*RECORDS TO USE*
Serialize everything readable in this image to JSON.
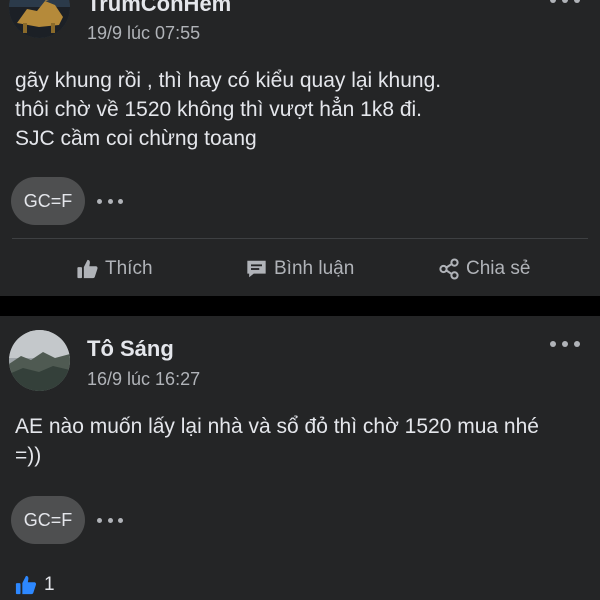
{
  "posts": [
    {
      "author": "TrumConHem",
      "timestamp": "19/9 lúc 07:55",
      "lines": [
        "gãy khung rồi , thì hay có kiểu quay lại khung.",
        "thôi chờ về 1520 không thì vượt hẳn 1k8 đi.",
        "SJC cầm coi chừng toang"
      ],
      "reaction_label": "GC=F"
    },
    {
      "author": "Tô Sáng",
      "timestamp": "16/9 lúc 16:27",
      "lines": [
        "AE nào muốn lấy lại nhà và sổ đỏ thì chờ 1520 mua nhé",
        "=))"
      ],
      "reaction_label": "GC=F",
      "like_count": "1"
    }
  ],
  "actions": {
    "like": "Thích",
    "comment": "Bình luận",
    "share": "Chia sẻ"
  },
  "icons": [
    "thumbs-up-icon",
    "comment-icon",
    "share-icon",
    "more-icon"
  ],
  "colors": {
    "background": "#000000",
    "card": "#242526",
    "text": "#e4e6eb",
    "muted": "#b0b3b8",
    "pill": "#4e4f50",
    "like_blue": "#2d88ff"
  }
}
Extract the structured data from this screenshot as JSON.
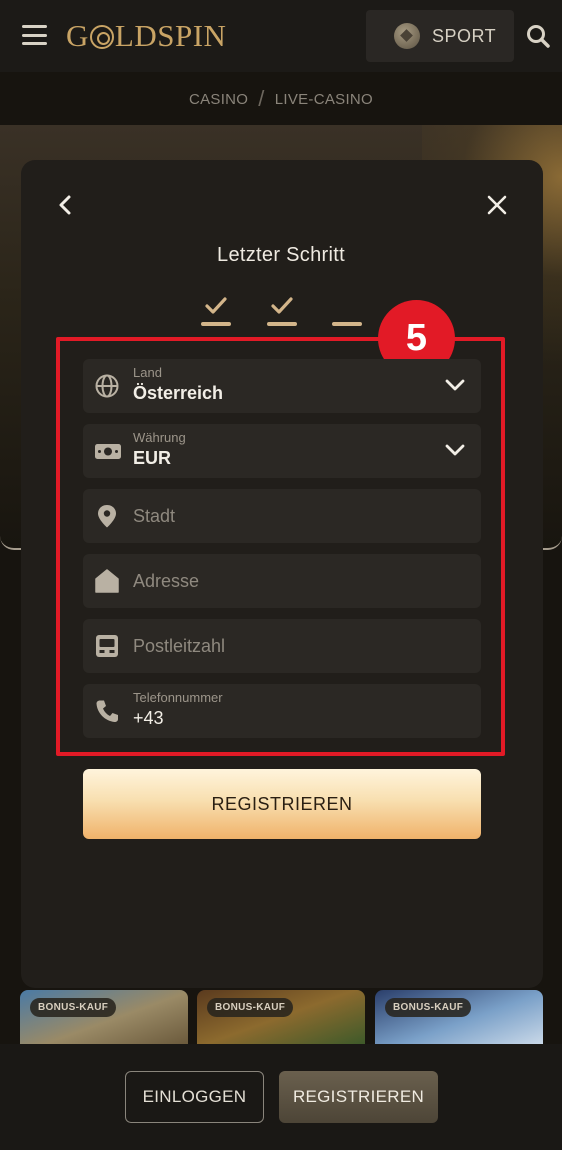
{
  "header": {
    "logo_text_left": "G",
    "logo_text_right": "LDSPIN",
    "sport_label": "SPORT"
  },
  "breadcrumb": {
    "item1": "CASINO",
    "separator": "/",
    "item2": "LIVE-CASINO"
  },
  "modal": {
    "title": "Letzter Schritt",
    "steps": [
      "done",
      "done",
      "current"
    ],
    "highlight_badge": "5",
    "fields": {
      "country": {
        "label": "Land",
        "value": "Österreich",
        "icon": "globe-icon"
      },
      "currency": {
        "label": "Währung",
        "value": "EUR",
        "icon": "money-icon"
      },
      "city": {
        "placeholder": "Stadt",
        "icon": "location-pin-icon"
      },
      "address": {
        "placeholder": "Adresse",
        "icon": "house-icon"
      },
      "zip": {
        "placeholder": "Postleitzahl",
        "icon": "mailbox-icon"
      },
      "phone": {
        "label": "Telefonnummer",
        "value": "+43",
        "icon": "phone-icon"
      }
    },
    "register_label": "REGISTRIEREN"
  },
  "games": {
    "tiles": [
      {
        "tag": "BONUS-KAUF"
      },
      {
        "tag": "BONUS-KAUF"
      },
      {
        "tag": "BONUS-KAUF"
      }
    ]
  },
  "bottom": {
    "login_label": "EINLOGGEN",
    "signup_label": "REGISTRIEREN"
  },
  "colors": {
    "accent_gold": "#c9a465",
    "highlight_red": "#e21a26",
    "modal_bg": "#211e1a"
  }
}
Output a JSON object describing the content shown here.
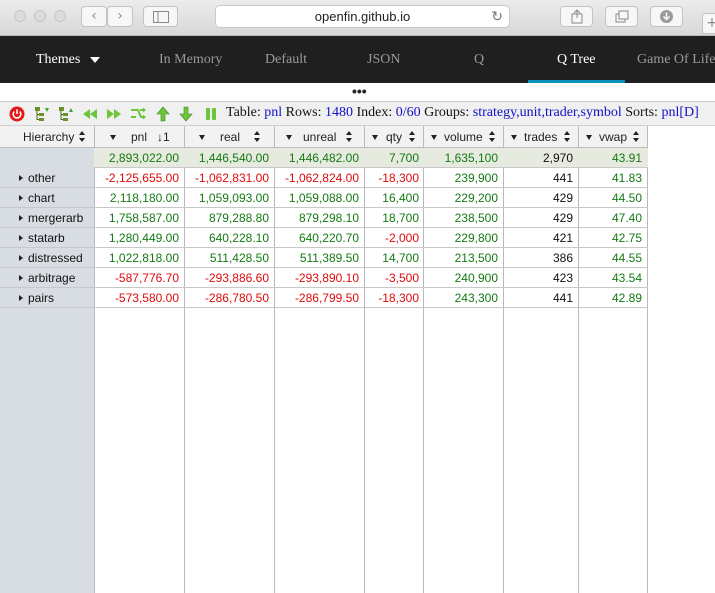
{
  "browser": {
    "address": "openfin.github.io"
  },
  "nav": {
    "themes_label": "Themes",
    "tabs": [
      {
        "label": "In Memory"
      },
      {
        "label": "Default"
      },
      {
        "label": "JSON"
      },
      {
        "label": "Q"
      },
      {
        "label": "Q Tree",
        "active": true
      },
      {
        "label": "Game Of Life"
      }
    ]
  },
  "toolbar": {
    "icons": [
      "power-icon",
      "expand-all-icon",
      "collapse-all-icon",
      "rewind-icon",
      "fast-forward-icon",
      "shuffle-icon",
      "arrow-up-icon",
      "arrow-down-icon",
      "pause-icon"
    ],
    "table_label": "Table:",
    "table_value": "pnl",
    "rows_label": "Rows:",
    "rows_value": "1480",
    "index_label": "Index:",
    "index_value": "0/60",
    "groups_label": "Groups:",
    "groups_value": "strategy,unit,trader,symbol",
    "sorts_label": "Sorts:",
    "sorts_value": "pnl[D]"
  },
  "grid": {
    "hierarchy_header": "Hierarchy",
    "columns": [
      {
        "label": "pnl",
        "sort_indicator": "↓1"
      },
      {
        "label": "real"
      },
      {
        "label": "unreal"
      },
      {
        "label": "qty"
      },
      {
        "label": "volume"
      },
      {
        "label": "trades"
      },
      {
        "label": "vwap"
      }
    ],
    "totals": [
      "2,893,022.00",
      "1,446,540.00",
      "1,446,482.00",
      "7,700",
      "1,635,100",
      "2,970",
      "43.91"
    ],
    "rows": [
      {
        "label": "other",
        "values": [
          "-2,125,655.00",
          "-1,062,831.00",
          "-1,062,824.00",
          "-18,300",
          "239,900",
          "441",
          "41.83"
        ]
      },
      {
        "label": "chart",
        "values": [
          "2,118,180.00",
          "1,059,093.00",
          "1,059,088.00",
          "16,400",
          "229,200",
          "429",
          "44.50"
        ]
      },
      {
        "label": "mergerarb",
        "values": [
          "1,758,587.00",
          "879,288.80",
          "879,298.10",
          "18,700",
          "238,500",
          "429",
          "47.40"
        ]
      },
      {
        "label": "statarb",
        "values": [
          "1,280,449.00",
          "640,228.10",
          "640,220.70",
          "-2,000",
          "229,800",
          "421",
          "42.75"
        ]
      },
      {
        "label": "distressed",
        "values": [
          "1,022,818.00",
          "511,428.50",
          "511,389.50",
          "14,700",
          "213,500",
          "386",
          "44.55"
        ]
      },
      {
        "label": "arbitrage",
        "values": [
          "-587,776.70",
          "-293,886.60",
          "-293,890.10",
          "-3,500",
          "240,900",
          "423",
          "43.54"
        ]
      },
      {
        "label": "pairs",
        "values": [
          "-573,580.00",
          "-286,780.50",
          "-286,799.50",
          "-18,300",
          "243,300",
          "441",
          "42.89"
        ]
      }
    ]
  },
  "colors": {
    "positive": "#137a13",
    "negative": "#e00a0a",
    "link": "#1010c8",
    "nav_bg": "#1f1f1f",
    "active_tab_underline": "#0b8fbd"
  }
}
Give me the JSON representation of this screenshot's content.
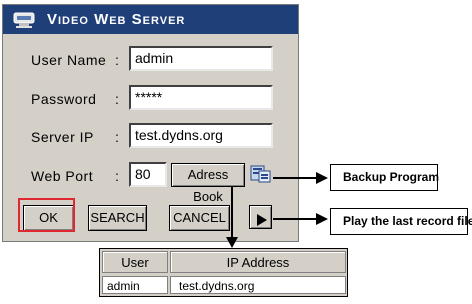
{
  "window": {
    "title": "Video Web Server"
  },
  "form": {
    "user_name_label": "User Name",
    "user_name_value": "admin",
    "password_label": "Password",
    "password_value": "*****",
    "server_ip_label": "Server IP",
    "server_ip_value": "test.dydns.org",
    "web_port_label": "Web Port",
    "web_port_value": "80",
    "colon": ":"
  },
  "buttons": {
    "address_book": "Adress Book",
    "ok": "OK",
    "search": "SEARCH",
    "cancel": "CANCEL"
  },
  "callouts": {
    "backup": "Backup Program",
    "play": "Play the last record file"
  },
  "address_table": {
    "headers": [
      "User",
      "IP Address"
    ],
    "rows": [
      {
        "user": "admin",
        "ip": "test.dydns.org"
      }
    ]
  },
  "colors": {
    "titlebar": "#1f3f78",
    "focus_highlight": "#e0272f",
    "window_face": "#d4d0c8"
  }
}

*EXERCISE REQUIREMENTS*
Repeat only the lines from the one with "Give me the" through the end of the data, both included and exactly as written. Pictures stay out of the copy.

*WRITTEN ANSWER*
Give me the JSON representation of this screenshot's content.
{
  "window": {
    "title": "Video Web Server"
  },
  "form": {
    "user_name_label": "User Name",
    "user_name_value": "admin",
    "password_label": "Password",
    "password_value": "*****",
    "server_ip_label": "Server IP",
    "server_ip_value": "test.dydns.org",
    "web_port_label": "Web Port",
    "web_port_value": "80",
    "colon": ":"
  },
  "buttons": {
    "address_book": "Adress Book",
    "ok": "OK",
    "search": "SEARCH",
    "cancel": "CANCEL"
  },
  "callouts": {
    "backup": "Backup Program",
    "play": "Play the last record file"
  },
  "address_table": {
    "headers": [
      "User",
      "IP Address"
    ],
    "rows": [
      {
        "user": "admin",
        "ip": "test.dydns.org"
      }
    ]
  },
  "colors": {
    "titlebar": "#1f3f78",
    "focus_highlight": "#e0272f",
    "window_face": "#d4d0c8"
  }
}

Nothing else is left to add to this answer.